» PROBLEM STATEMENT
Set down each record below precisely, skipping the pictures.

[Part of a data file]
● ● ● ●

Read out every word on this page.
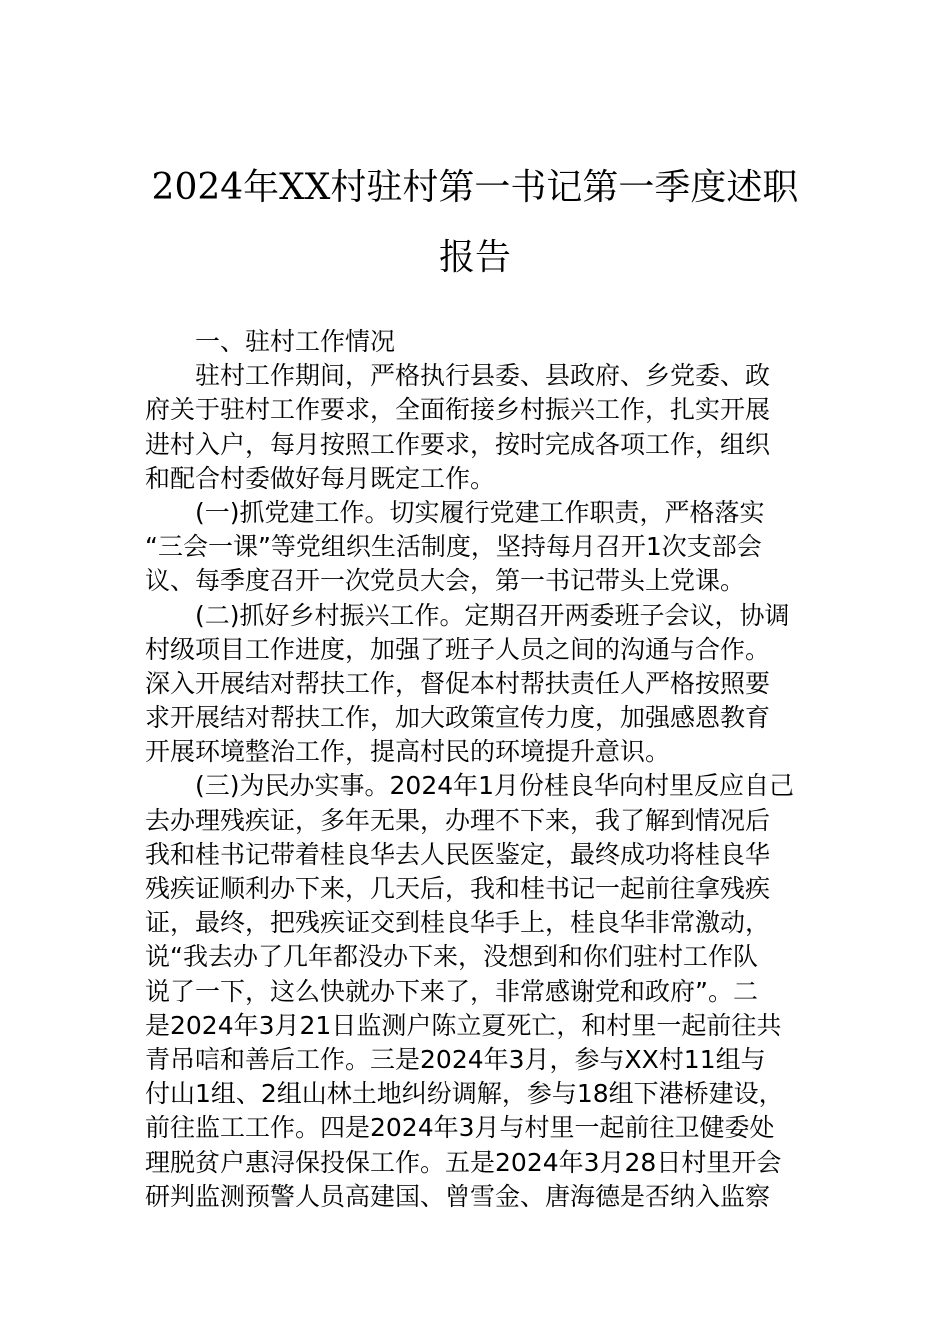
2024年XX村驻村第一书记第一季度述职
报告
一、驻村工作情况
驻村工作期间，严格执行县委、县政府、乡党委、政
府关于驻村工作要求，全面衔接乡村振兴工作，扎实开展
进村入户，每月按照工作要求，按时完成各项工作，组织
和配合村委做好每月既定工作。
(一)抓党建工作。切实履行党建工作职责，严格落实
“三会一课”等党组织生活制度，坚持每月召开1次支部会
议、每季度召开一次党员大会，第一书记带头上党课。
(二)抓好乡村振兴工作。定期召开两委班子会议，协调
村级项目工作进度，加强了班子人员之间的沟通与合作。
深入开展结对帮扶工作，督促本村帮扶责任人严格按照要
求开展结对帮扶工作，加大政策宣传力度，加强感恩教育
开展环境整治工作，提高村民的环境提升意识。
(三)为民办实事。2024年1月份桂良华向村里反应自己
去办理残疾证，多年无果，办理不下来，我了解到情况后
我和桂书记带着桂良华去人民医鉴定，最终成功将桂良华
残疾证顺利办下来，几天后，我和桂书记一起前往拿残疾
证，最终，把残疾证交到桂良华手上，桂良华非常激动，
说“我去办了几年都没办下来，没想到和你们驻村工作队
说了一下，这么快就办下来了，非常感谢党和政府”。二
是2024年3月21日监测户陈立夏死亡，和村里一起前往共
青吊唁和善后工作。三是2024年3月，参与XX村11组与
付山1组、2组山林土地纠纷调解，参与18组下港桥建设，
前往监工工作。四是2024年3月与村里一起前往卫健委处
理脱贫户惠浔保投保工作。五是2024年3月28日村里开会
研判监测预警人员高建国、曾雪金、唐海德是否纳入监察
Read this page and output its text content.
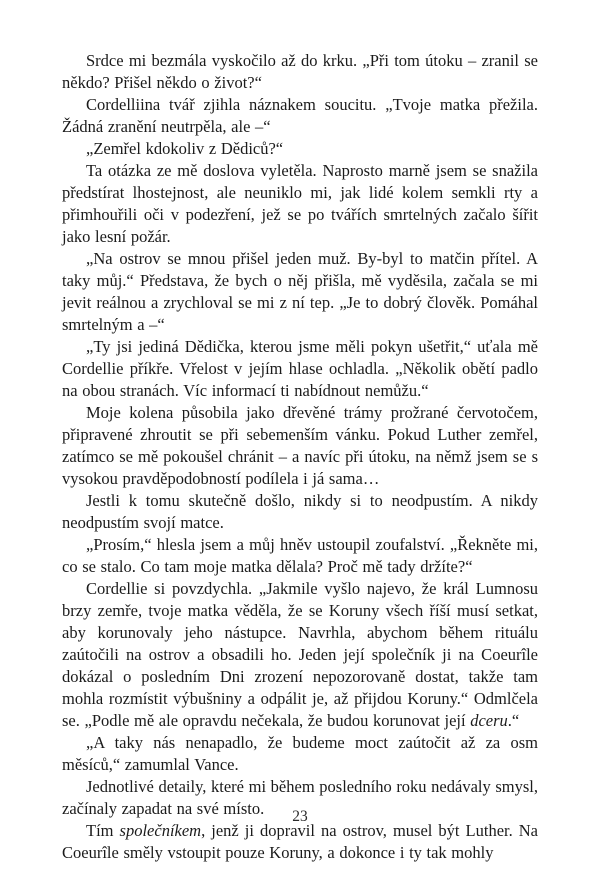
Srdce mi bezmála vyskočilo až do krku. „Při tom útoku – zranil se někdo? Přišel někdo o život?“

Cordelliina tvář zjihla náznakem soucitu. „Tvoje matka přežila. Žádná zranění neutrpěla, ale –“

„Zemřel kdokoliv z Dědiců?“

Ta otázka ze mě doslova vyletěla. Naprosto marně jsem se snažila předstírat lhostejnost, ale neuniklo mi, jak lidé kolem semkli rty a přimhouřili oči v podezření, jež se po tvářích smrtelných začalo šířit jako lesní požár.

„Na ostrov se mnou přišel jeden muž. By-byl to matčin přítel. A taky můj.“ Představa, že bych o něj přišla, mě vyděsila, začala se mi jevit reálnou a zrychloval se mi z ní tep. „Je to dobrý člověk. Pomáhal smrtelným a –“

„Ty jsi jediná Dědička, kterou jsme měli pokyn ušetřit,“ uťala mě Cordellie příkře. Vřelost v jejím hlase ochladla. „Několik obětí padlo na obou stranách. Víc informací ti nabídnout nemůžu.“

Moje kolena působila jako dřevěné trámy prožrané červotočem, připravené zhroutit se při sebemenším vánku. Pokud Luther zemřel, zatímco se mě pokoušel chránit – a navíc při útoku, na němž jsem se s vysokou pravděpodobností podílela i já sama…

Jestli k tomu skutečně došlo, nikdy si to neodpustím. A nikdy neodpustím svojí matce.

„Prosím,“ hlesla jsem a můj hněv ustoupil zoufalství. „Řekněte mi, co se stalo. Co tam moje matka dělala? Proč mě tady držíte?“

Cordellie si povzdychla. „Jakmile vyšlo najevo, že král Lumnosu brzy zemře, tvoje matka věděla, že se Koruny všech říší musí setkat, aby korunovaly jeho nástupce. Navrhla, abychom během rituálu zaútočili na ostrov a obsadili ho. Jeden její společník ji na Coeurîle dokázal o posledním Dni zrození nepozorovaně dostat, takže tam mohla rozmístit výbušniny a odpálit je, až přijdou Koruny.“ Odmlčela se. „Podle mě ale opravdu nečekala, že budou korunovat její dceru.“

„A taky nás nenapadlo, že budeme moct zaútočit až za osm měsíců,“ zamumlal Vance.

Jednotlivé detaily, které mi během posledního roku nedávaly smysl, začínaly zapadat na své místo.

Tím společníkem, jenž ji dopravil na ostrov, musel být Luther. Na Coeurîle směly vstoupit pouze Koruny, a dokonce i ty tak mohly

23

● ● ● ●

» EXERCISE SOLUTION
Read out every word on this page.
2024年XX村驻村第一书记第一季度述职
报告
一、驻村工作情况
驻村工作期间，严格执行县委、县政府、乡党委、政
府关于驻村工作要求，全面衔接乡村振兴工作，扎实开展
进村入户，每月按照工作要求，按时完成各项工作，组织
和配合村委做好每月既定工作。
(一)抓党建工作。切实履行党建工作职责，严格落实
“三会一课”等党组织生活制度，坚持每月召开1次支部会
议、每季度召开一次党员大会，第一书记带头上党课。
(二)抓好乡村振兴工作。定期召开两委班子会议，协调
村级项目工作进度，加强了班子人员之间的沟通与合作。
深入开展结对帮扶工作，督促本村帮扶责任人严格按照要
求开展结对帮扶工作，加大政策宣传力度，加强感恩教育
开展环境整治工作，提高村民的环境提升意识。
(三)为民办实事。2024年1月份桂良华向村里反应自己
去办理残疾证，多年无果，办理不下来，我了解到情况后
我和桂书记带着桂良华去人民医鉴定，最终成功将桂良华
残疾证顺利办下来，几天后，我和桂书记一起前往拿残疾
证，最终，把残疾证交到桂良华手上，桂良华非常激动，
说“我去办了几年都没办下来，没想到和你们驻村工作队
说了一下，这么快就办下来了，非常感谢党和政府”。二
是2024年3月21日监测户陈立夏死亡，和村里一起前往共
青吊唁和善后工作。三是2024年3月，参与XX村11组与
付山1组、2组山林土地纠纷调解，参与18组下港桥建设，
前往监工工作。四是2024年3月与村里一起前往卫健委处
理脱贫户惠浔保投保工作。五是2024年3月28日村里开会
研判监测预警人员高建国、曾雪金、唐海德是否纳入监察
Read this page and output its text content.
Srdce mi bezmála vyskočilo až do krku. „Při tom útoku – zranil se někdo? Přišel někdo o život?“

Cordelliina tvář zjihla náznakem soucitu. „Tvoje matka přežila. Žádná zranění neutrpěla, ale –“

„Zemřel kdokoliv z Dědiců?“

Ta otázka ze mě doslova vyletěla. Naprosto marně jsem se snažila předstírat lhostejnost, ale neuniklo mi, jak lidé kolem semkli rty a přimhouřili oči v podezření, jež se po tvářích smrtelných začalo šířit jako lesní požár.

„Na ostrov se mnou přišel jeden muž. By-byl to matčin přítel. A taky můj.“ Představa, že bych o něj přišla, mě vyděsila, začala se mi jevit reálnou a zrychloval se mi z ní tep. „Je to dobrý člověk. Pomáhal smrtelným a –“

„Ty jsi jediná Dědička, kterou jsme měli pokyn ušetřit,“ uťala mě Cordellie příkře. Vřelost v jejím hlase ochladla. „Několik obětí padlo na obou stranách. Víc informací ti nabídnout nemůžu.“

Moje kolena působila jako dřevěné trámy prožrané červotočem, připravené zhroutit se při sebemenším vánku. Pokud Luther zemřel, zatímco se mě pokoušel chránit – a navíc při útoku, na němž jsem se s vysokou pravděpodobností podílela i já sama…

Jestli k tomu skutečně došlo, nikdy si to neodpustím. A nikdy neodpustím svojí matce.

„Prosím,“ hlesla jsem a můj hněv ustoupil zoufalství. „Řekněte mi, co se stalo. Co tam moje matka dělala? Proč mě tady držíte?“

Cordellie si povzdychla. „Jakmile vyšlo najevo, že král Lumnosu brzy zemře, tvoje matka věděla, že se Koruny všech říší musí setkat, aby korunovaly jeho nástupce. Navrhla, abychom během rituálu zaútočili na ostrov a obsadili ho. Jeden její společník ji na Coeurîle dokázal o posledním Dni zrození nepozorovaně dostat, takže tam mohla rozmístit výbušniny a odpálit je, až přijdou Koruny.“ Odmlčela se. „Podle mě ale opravdu nečekala, že budou korunovat její dceru.“

„A taky nás nenapadlo, že budeme moct zaútočit až za osm měsíců,“ zamumlal Vance.

Jednotlivé detaily, které mi během posledního roku nedávaly smysl, začínaly zapadat na své místo.

Tím společníkem, jenž ji dopravil na ostrov, musel být Luther. Na Coeurîle směly vstoupit pouze Koruny, a dokonce i ty tak mohly

23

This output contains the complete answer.